== Task prompt ==
Extract the complete listing and repeat it word for word.

== Raw data ==

- - -

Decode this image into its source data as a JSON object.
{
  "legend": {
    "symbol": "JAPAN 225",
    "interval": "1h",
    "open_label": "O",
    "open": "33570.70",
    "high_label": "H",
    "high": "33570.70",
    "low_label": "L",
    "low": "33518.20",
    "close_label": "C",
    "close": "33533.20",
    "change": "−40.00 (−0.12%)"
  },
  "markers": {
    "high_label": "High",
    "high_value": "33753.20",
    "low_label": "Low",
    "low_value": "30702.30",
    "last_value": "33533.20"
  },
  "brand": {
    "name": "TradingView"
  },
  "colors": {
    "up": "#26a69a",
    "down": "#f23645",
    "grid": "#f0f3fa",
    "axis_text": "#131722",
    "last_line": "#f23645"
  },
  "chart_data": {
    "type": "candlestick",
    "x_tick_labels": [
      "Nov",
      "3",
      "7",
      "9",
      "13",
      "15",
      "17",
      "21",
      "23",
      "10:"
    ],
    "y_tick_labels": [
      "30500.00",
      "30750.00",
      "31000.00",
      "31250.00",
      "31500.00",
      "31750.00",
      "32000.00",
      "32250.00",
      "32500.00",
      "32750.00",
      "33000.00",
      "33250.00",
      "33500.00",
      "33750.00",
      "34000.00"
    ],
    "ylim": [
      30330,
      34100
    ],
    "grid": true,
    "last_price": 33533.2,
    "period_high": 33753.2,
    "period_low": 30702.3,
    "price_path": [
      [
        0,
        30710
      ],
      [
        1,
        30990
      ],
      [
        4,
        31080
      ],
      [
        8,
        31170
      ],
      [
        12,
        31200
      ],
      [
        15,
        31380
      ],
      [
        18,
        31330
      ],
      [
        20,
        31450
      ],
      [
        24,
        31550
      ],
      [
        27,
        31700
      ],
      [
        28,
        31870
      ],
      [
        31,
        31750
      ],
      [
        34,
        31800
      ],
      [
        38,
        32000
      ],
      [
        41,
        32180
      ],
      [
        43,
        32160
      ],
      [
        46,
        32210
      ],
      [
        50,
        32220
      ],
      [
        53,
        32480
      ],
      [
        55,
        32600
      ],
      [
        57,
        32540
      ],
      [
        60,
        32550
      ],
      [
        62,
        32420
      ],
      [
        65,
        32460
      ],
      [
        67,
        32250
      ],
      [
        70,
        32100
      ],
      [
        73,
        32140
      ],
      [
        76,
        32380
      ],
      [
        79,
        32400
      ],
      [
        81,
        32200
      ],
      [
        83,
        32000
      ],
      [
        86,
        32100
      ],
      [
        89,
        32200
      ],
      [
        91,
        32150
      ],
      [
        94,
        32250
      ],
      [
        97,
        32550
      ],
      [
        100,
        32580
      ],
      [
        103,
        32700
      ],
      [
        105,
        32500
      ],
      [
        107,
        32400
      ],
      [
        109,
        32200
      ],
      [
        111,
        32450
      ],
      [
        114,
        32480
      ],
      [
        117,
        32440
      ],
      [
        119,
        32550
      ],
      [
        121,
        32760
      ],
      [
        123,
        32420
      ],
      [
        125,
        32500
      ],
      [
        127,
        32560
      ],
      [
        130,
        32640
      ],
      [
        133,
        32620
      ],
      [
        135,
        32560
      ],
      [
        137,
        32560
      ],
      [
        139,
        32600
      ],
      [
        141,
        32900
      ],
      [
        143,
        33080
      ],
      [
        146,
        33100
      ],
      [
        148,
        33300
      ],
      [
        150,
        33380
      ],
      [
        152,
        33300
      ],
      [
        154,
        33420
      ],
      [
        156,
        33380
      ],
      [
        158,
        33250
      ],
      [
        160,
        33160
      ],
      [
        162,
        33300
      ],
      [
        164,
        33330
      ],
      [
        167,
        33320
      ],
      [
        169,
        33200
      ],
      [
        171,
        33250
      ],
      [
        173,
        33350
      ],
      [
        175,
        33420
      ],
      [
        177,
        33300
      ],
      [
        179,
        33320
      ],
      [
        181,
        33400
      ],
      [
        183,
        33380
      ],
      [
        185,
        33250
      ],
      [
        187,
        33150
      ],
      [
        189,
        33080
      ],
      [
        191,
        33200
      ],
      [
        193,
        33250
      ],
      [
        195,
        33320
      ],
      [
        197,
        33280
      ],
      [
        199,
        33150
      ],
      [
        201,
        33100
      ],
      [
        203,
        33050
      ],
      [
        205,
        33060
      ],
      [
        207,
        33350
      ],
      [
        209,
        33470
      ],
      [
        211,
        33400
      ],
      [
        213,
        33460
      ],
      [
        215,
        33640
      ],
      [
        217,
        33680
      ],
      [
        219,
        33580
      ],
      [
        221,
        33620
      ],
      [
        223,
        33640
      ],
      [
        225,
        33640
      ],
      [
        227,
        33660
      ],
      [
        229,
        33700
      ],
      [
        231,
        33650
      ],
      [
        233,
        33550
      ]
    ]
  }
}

- - -

== Correct output ==
Decode this image into its source data as a JSON object.
{
  "legend": {
    "symbol": "JAPAN 225",
    "interval": "1h",
    "open_label": "O",
    "open": "33570.70",
    "high_label": "H",
    "high": "33570.70",
    "low_label": "L",
    "low": "33518.20",
    "close_label": "C",
    "close": "33533.20",
    "change": "−40.00 (−0.12%)"
  },
  "markers": {
    "high_label": "High",
    "high_value": "33753.20",
    "low_label": "Low",
    "low_value": "30702.30",
    "last_value": "33533.20"
  },
  "brand": {
    "name": "TradingView"
  },
  "colors": {
    "up": "#26a69a",
    "down": "#f23645",
    "grid": "#f0f3fa",
    "axis_text": "#131722",
    "last_line": "#f23645"
  },
  "chart_data": {
    "type": "candlestick",
    "x_tick_labels": [
      "Nov",
      "3",
      "7",
      "9",
      "13",
      "15",
      "17",
      "21",
      "23",
      "10:"
    ],
    "y_tick_labels": [
      "30500.00",
      "30750.00",
      "31000.00",
      "31250.00",
      "31500.00",
      "31750.00",
      "32000.00",
      "32250.00",
      "32500.00",
      "32750.00",
      "33000.00",
      "33250.00",
      "33500.00",
      "33750.00",
      "34000.00"
    ],
    "ylim": [
      30330,
      34100
    ],
    "grid": true,
    "last_price": 33533.2,
    "period_high": 33753.2,
    "period_low": 30702.3,
    "price_path": [
      [
        0,
        30710
      ],
      [
        1,
        30990
      ],
      [
        4,
        31080
      ],
      [
        8,
        31170
      ],
      [
        12,
        31200
      ],
      [
        15,
        31380
      ],
      [
        18,
        31330
      ],
      [
        20,
        31450
      ],
      [
        24,
        31550
      ],
      [
        27,
        31700
      ],
      [
        28,
        31870
      ],
      [
        31,
        31750
      ],
      [
        34,
        31800
      ],
      [
        38,
        32000
      ],
      [
        41,
        32180
      ],
      [
        43,
        32160
      ],
      [
        46,
        32210
      ],
      [
        50,
        32220
      ],
      [
        53,
        32480
      ],
      [
        55,
        32600
      ],
      [
        57,
        32540
      ],
      [
        60,
        32550
      ],
      [
        62,
        32420
      ],
      [
        65,
        32460
      ],
      [
        67,
        32250
      ],
      [
        70,
        32100
      ],
      [
        73,
        32140
      ],
      [
        76,
        32380
      ],
      [
        79,
        32400
      ],
      [
        81,
        32200
      ],
      [
        83,
        32000
      ],
      [
        86,
        32100
      ],
      [
        89,
        32200
      ],
      [
        91,
        32150
      ],
      [
        94,
        32250
      ],
      [
        97,
        32550
      ],
      [
        100,
        32580
      ],
      [
        103,
        32700
      ],
      [
        105,
        32500
      ],
      [
        107,
        32400
      ],
      [
        109,
        32200
      ],
      [
        111,
        32450
      ],
      [
        114,
        32480
      ],
      [
        117,
        32440
      ],
      [
        119,
        32550
      ],
      [
        121,
        32760
      ],
      [
        123,
        32420
      ],
      [
        125,
        32500
      ],
      [
        127,
        32560
      ],
      [
        130,
        32640
      ],
      [
        133,
        32620
      ],
      [
        135,
        32560
      ],
      [
        137,
        32560
      ],
      [
        139,
        32600
      ],
      [
        141,
        32900
      ],
      [
        143,
        33080
      ],
      [
        146,
        33100
      ],
      [
        148,
        33300
      ],
      [
        150,
        33380
      ],
      [
        152,
        33300
      ],
      [
        154,
        33420
      ],
      [
        156,
        33380
      ],
      [
        158,
        33250
      ],
      [
        160,
        33160
      ],
      [
        162,
        33300
      ],
      [
        164,
        33330
      ],
      [
        167,
        33320
      ],
      [
        169,
        33200
      ],
      [
        171,
        33250
      ],
      [
        173,
        33350
      ],
      [
        175,
        33420
      ],
      [
        177,
        33300
      ],
      [
        179,
        33320
      ],
      [
        181,
        33400
      ],
      [
        183,
        33380
      ],
      [
        185,
        33250
      ],
      [
        187,
        33150
      ],
      [
        189,
        33080
      ],
      [
        191,
        33200
      ],
      [
        193,
        33250
      ],
      [
        195,
        33320
      ],
      [
        197,
        33280
      ],
      [
        199,
        33150
      ],
      [
        201,
        33100
      ],
      [
        203,
        33050
      ],
      [
        205,
        33060
      ],
      [
        207,
        33350
      ],
      [
        209,
        33470
      ],
      [
        211,
        33400
      ],
      [
        213,
        33460
      ],
      [
        215,
        33640
      ],
      [
        217,
        33680
      ],
      [
        219,
        33580
      ],
      [
        221,
        33620
      ],
      [
        223,
        33640
      ],
      [
        225,
        33640
      ],
      [
        227,
        33660
      ],
      [
        229,
        33700
      ],
      [
        231,
        33650
      ],
      [
        233,
        33550
      ]
    ]
  }
}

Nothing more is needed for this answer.